━━━ EXERCISE MATERIAL ━━━

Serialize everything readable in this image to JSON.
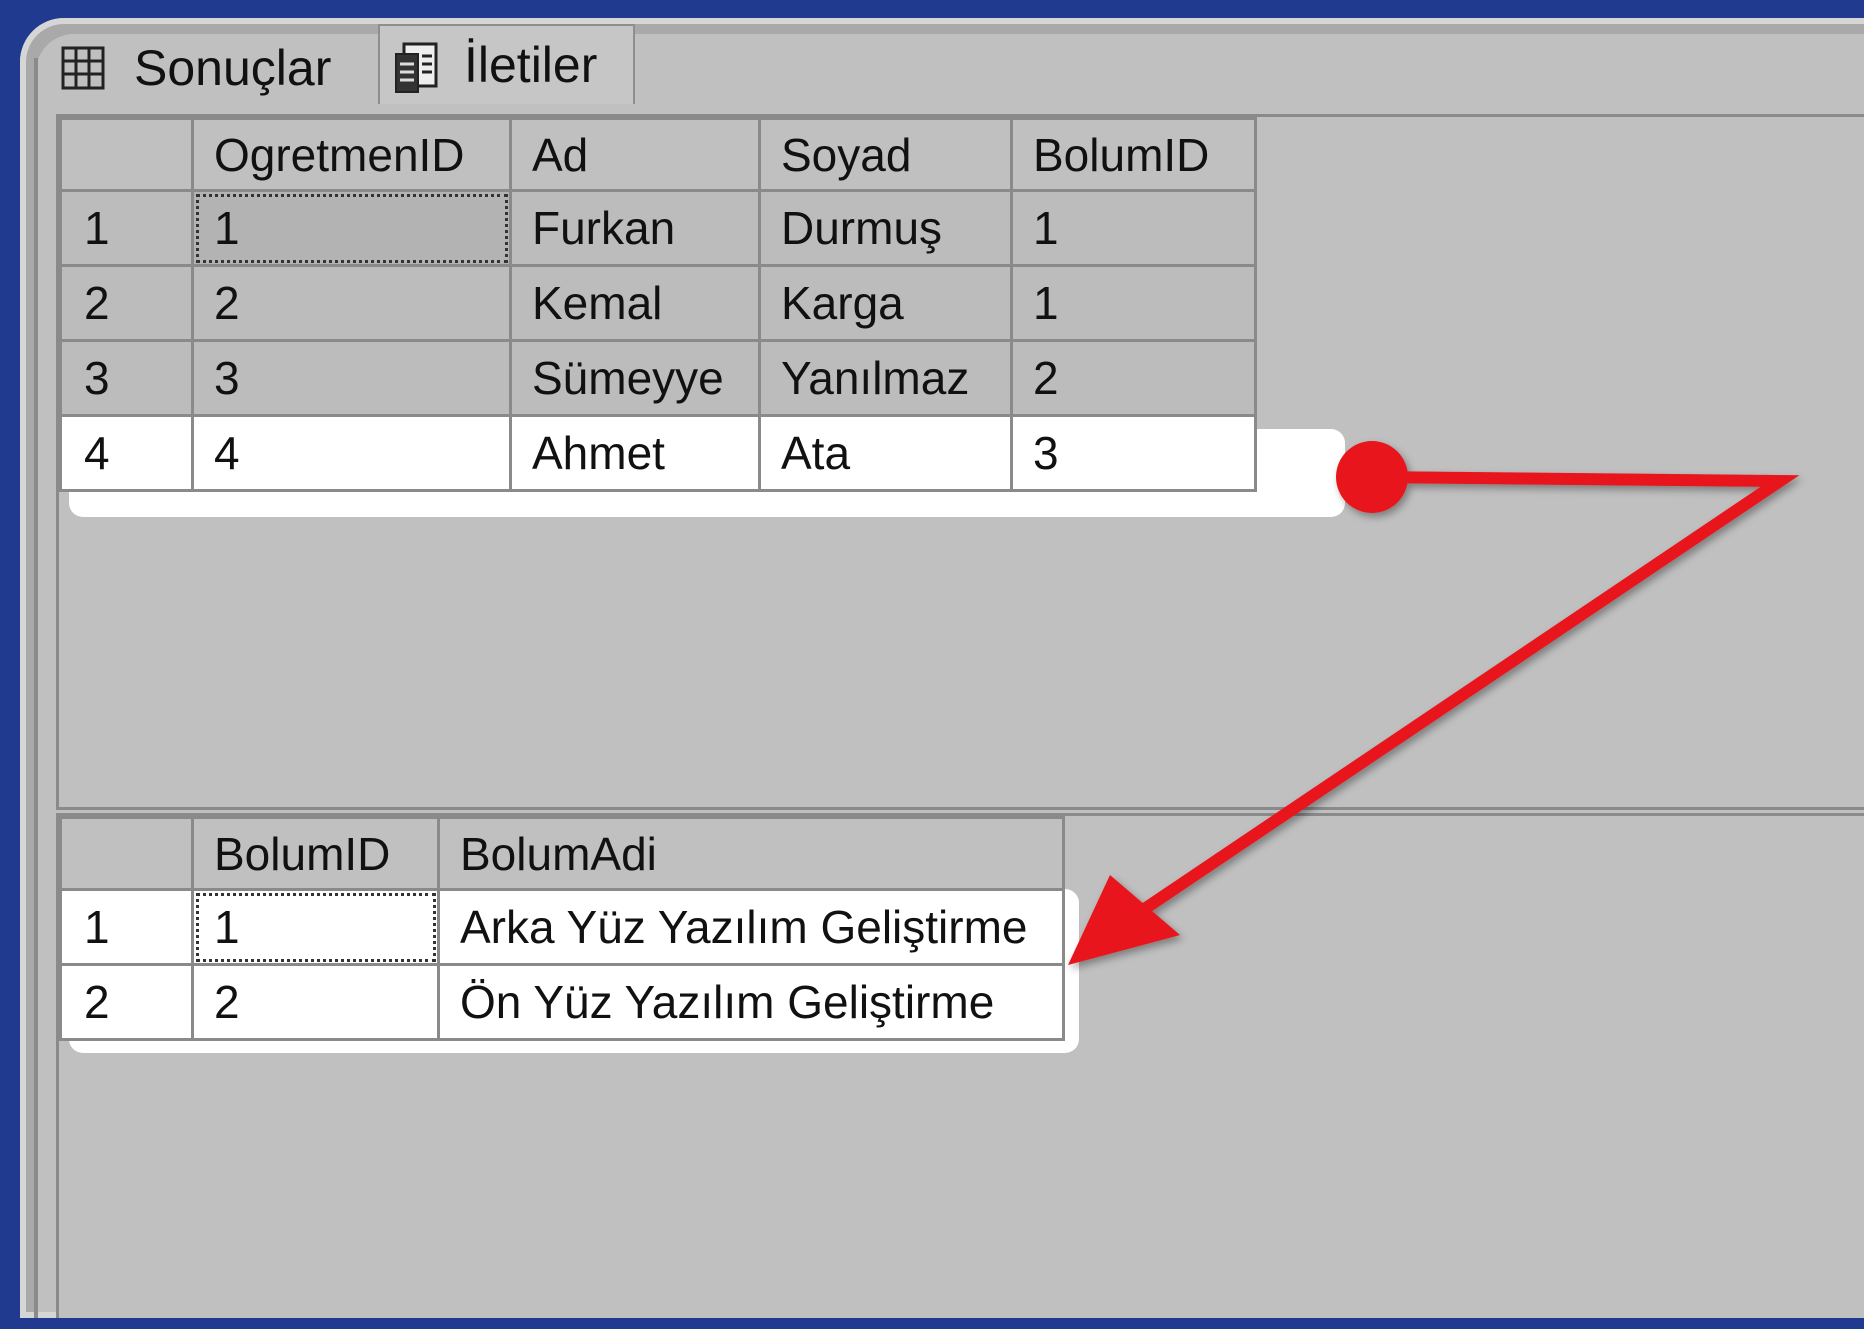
{
  "tabs": {
    "results": {
      "label": "Sonuçlar",
      "icon": "grid-icon"
    },
    "messages": {
      "label": "İletiler",
      "icon": "messages-document-icon"
    }
  },
  "grid1": {
    "columns": [
      "OgretmenID",
      "Ad",
      "Soyad",
      "BolumID"
    ],
    "rows": [
      {
        "n": "1",
        "cells": [
          "1",
          "Furkan",
          "Durmuş",
          "1"
        ]
      },
      {
        "n": "2",
        "cells": [
          "2",
          "Kemal",
          "Karga",
          "1"
        ]
      },
      {
        "n": "3",
        "cells": [
          "3",
          "Sümeyye",
          "Yanılmaz",
          "2"
        ]
      },
      {
        "n": "4",
        "cells": [
          "4",
          "Ahmet",
          "Ata",
          "3"
        ]
      }
    ]
  },
  "grid2": {
    "columns": [
      "BolumID",
      "BolumAdi"
    ],
    "rows": [
      {
        "n": "1",
        "cells": [
          "1",
          "Arka Yüz Yazılım Geliştirme"
        ]
      },
      {
        "n": "2",
        "cells": [
          "2",
          "Ön Yüz Yazılım Geliştirme"
        ]
      }
    ]
  },
  "colors": {
    "annotation": "#e8141b",
    "background": "#1f3a8f",
    "panel": "#c0c0c0"
  }
}
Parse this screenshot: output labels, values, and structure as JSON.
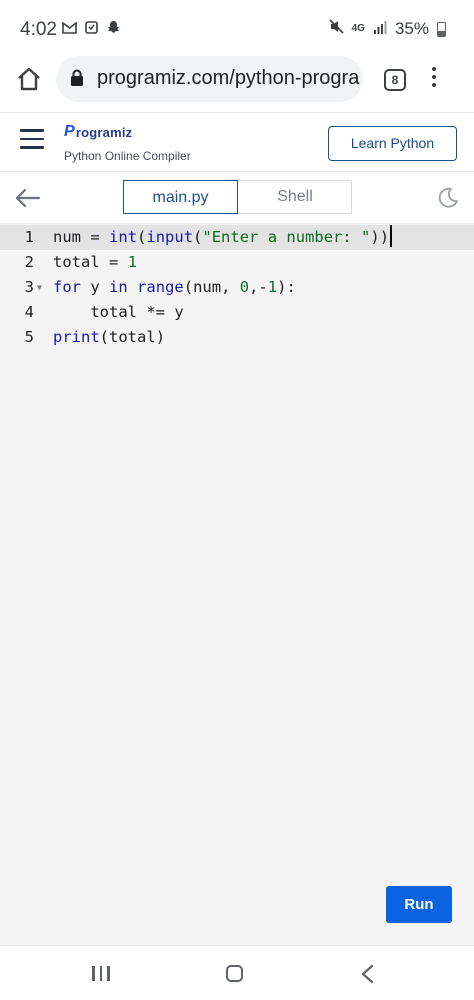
{
  "status_bar": {
    "time": "4:02",
    "network": "4G",
    "battery": "35%",
    "icons": [
      "gmail-icon",
      "app-icon",
      "snapchat-icon",
      "mute-icon",
      "network-icon",
      "signal-icon",
      "battery-icon"
    ]
  },
  "browser": {
    "url": "programiz.com/python-progra",
    "tab_count": "8"
  },
  "header": {
    "logo_initial": "P",
    "logo_text": "rogramiz",
    "subtitle": "Python Online Compiler",
    "learn_button": "Learn Python"
  },
  "toolbar": {
    "tabs": [
      {
        "label": "main.py",
        "active": true
      },
      {
        "label": "Shell",
        "active": false
      }
    ]
  },
  "editor": {
    "active_line": 1,
    "lines": [
      {
        "number": "1",
        "text": "num = int(input(\"Enter a number: \"))"
      },
      {
        "number": "2",
        "text": "total = 1"
      },
      {
        "number": "3",
        "text": "for y in range(num, 0,-1):"
      },
      {
        "number": "4",
        "text": "    total *= y"
      },
      {
        "number": "5",
        "text": "print(total)"
      }
    ]
  },
  "run_button": "Run",
  "colors": {
    "accent": "#0a63e0",
    "tab_active": "#1f4f8e",
    "keyword": "#1a1aa6",
    "number": "#0d6c32",
    "editor_bg": "#f4f4f4"
  }
}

━━━

• [WRITTEN PROBLEM]: Pictures must be left out. Repeat exactly the lines from the one containing "Parse this screenshot: output" through the final line of the data.

• [IN RESPONSE]:
Parse this screenshot: output labels, values, and structure as JSON.
{
  "status_bar": {
    "time": "4:02",
    "network": "4G",
    "battery": "35%",
    "icons": [
      "gmail-icon",
      "app-icon",
      "snapchat-icon",
      "mute-icon",
      "network-icon",
      "signal-icon",
      "battery-icon"
    ]
  },
  "browser": {
    "url": "programiz.com/python-progra",
    "tab_count": "8"
  },
  "header": {
    "logo_initial": "P",
    "logo_text": "rogramiz",
    "subtitle": "Python Online Compiler",
    "learn_button": "Learn Python"
  },
  "toolbar": {
    "tabs": [
      {
        "label": "main.py",
        "active": true
      },
      {
        "label": "Shell",
        "active": false
      }
    ]
  },
  "editor": {
    "active_line": 1,
    "lines": [
      {
        "number": "1",
        "text": "num = int(input(\"Enter a number: \"))"
      },
      {
        "number": "2",
        "text": "total = 1"
      },
      {
        "number": "3",
        "text": "for y in range(num, 0,-1):"
      },
      {
        "number": "4",
        "text": "    total *= y"
      },
      {
        "number": "5",
        "text": "print(total)"
      }
    ]
  },
  "run_button": "Run",
  "colors": {
    "accent": "#0a63e0",
    "tab_active": "#1f4f8e",
    "keyword": "#1a1aa6",
    "number": "#0d6c32",
    "editor_bg": "#f4f4f4"
  }
}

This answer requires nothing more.